Directive: Pictures do not belong in the copy; transcribe everything else in the records exactly.

Records:
** begin **
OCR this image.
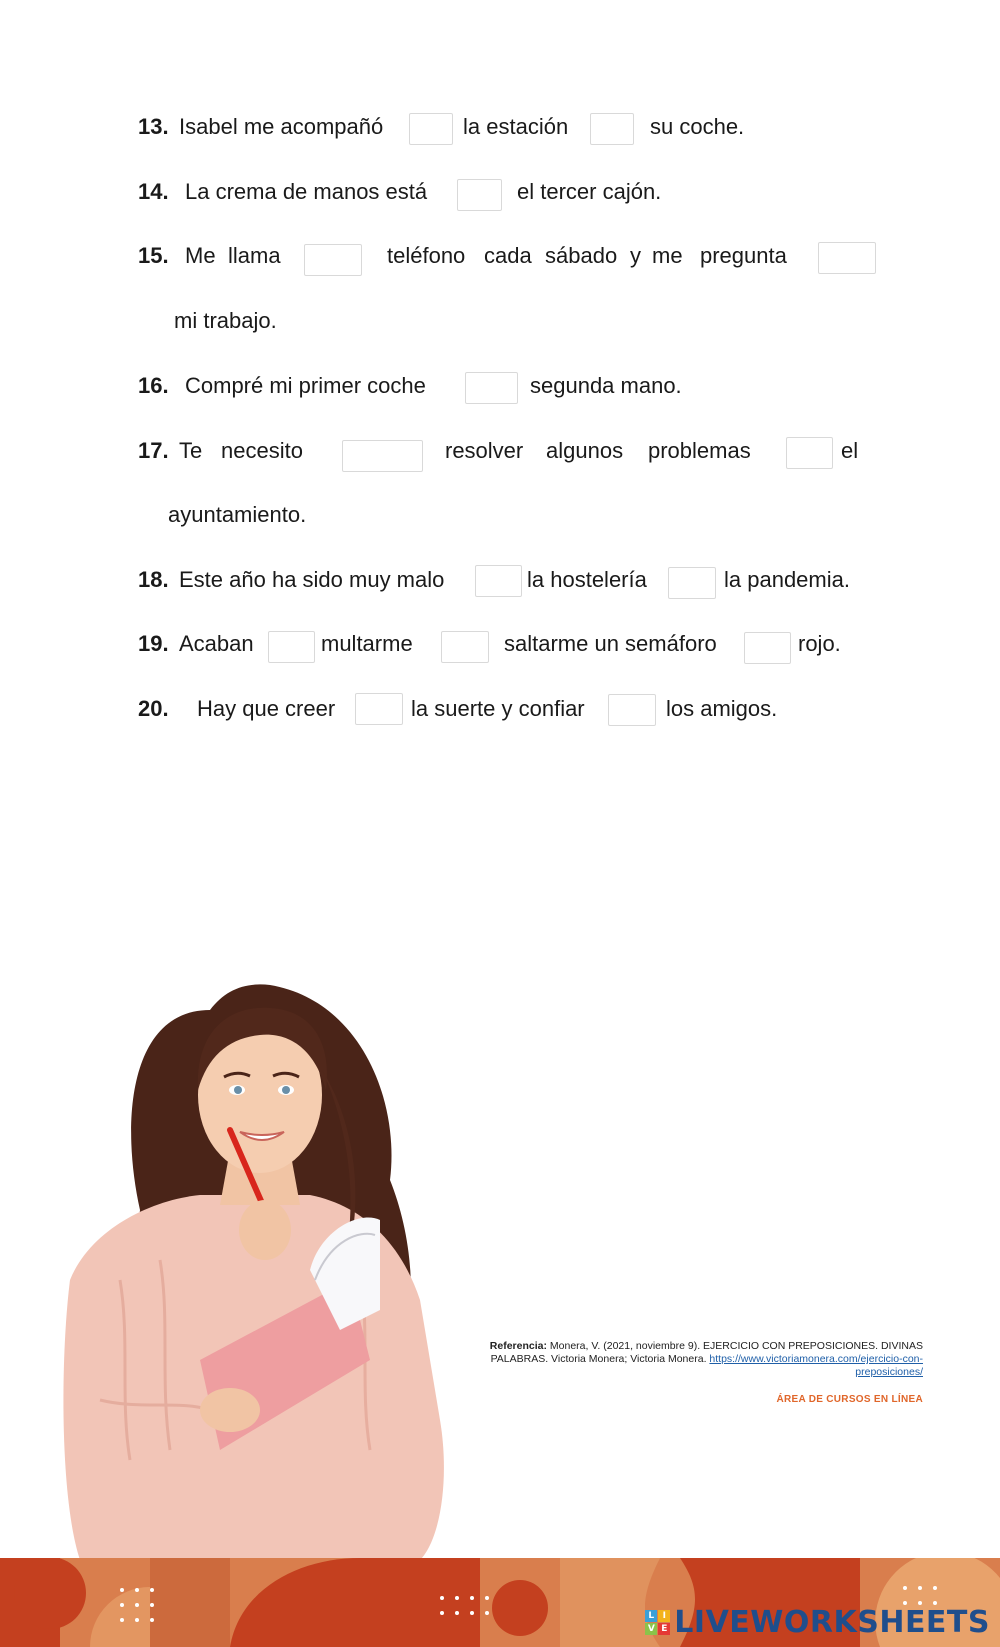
13. Isabel me acompañó	la estación	su coche.
14. La crema de manos está	el tercer cajón.
15. Me llama	teléfono cada sábado y me pregunta
mi trabajo.
16. Compré mi primer coche	segunda mano.
17. Te necesito	resolver algunos problemas	el
ayuntamiento.
18. Este año ha sido muy malo	la hostelería	la pandemia.
19. Acaban	multarme	saltarme un semáforo	rojo.
20. Hay que creer	la suerte y confiar	los amigos.
Referencia: Monera, V. (2021, noviembre 9). EJERCICIO CON PREPOSICIONES. DIVINAS PALABRAS. Victoria Monera; Victoria Monera. https://www.victoriamonera.com/ejercicio-con-preposiciones/
ÁREA DE CURSOS EN LÍNEA
L I
V E LIVEWORKSHEETS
** end **
The answer:
OCR this image.
13. Isabel me acompañó	la estación	su coche.
14. La crema de manos está	el tercer cajón.
15. Me llama	teléfono cada sábado y me pregunta
mi trabajo.
16. Compré mi primer coche	segunda mano.
17. Te necesito	resolver algunos problemas	el
ayuntamiento.
18. Este año ha sido muy malo	la hostelería	la pandemia.
19. Acaban	multarme	saltarme un semáforo	rojo.
20. Hay que creer	la suerte y confiar	los amigos.
Referencia: Monera, V. (2021, noviembre 9). EJERCICIO CON PREPOSICIONES. DIVINAS PALABRAS. Victoria Monera; Victoria Monera. https://www.victoriamonera.com/ejercicio-con-preposiciones/
ÁREA DE CURSOS EN LÍNEA
L I
V E LIVEWORKSHEETS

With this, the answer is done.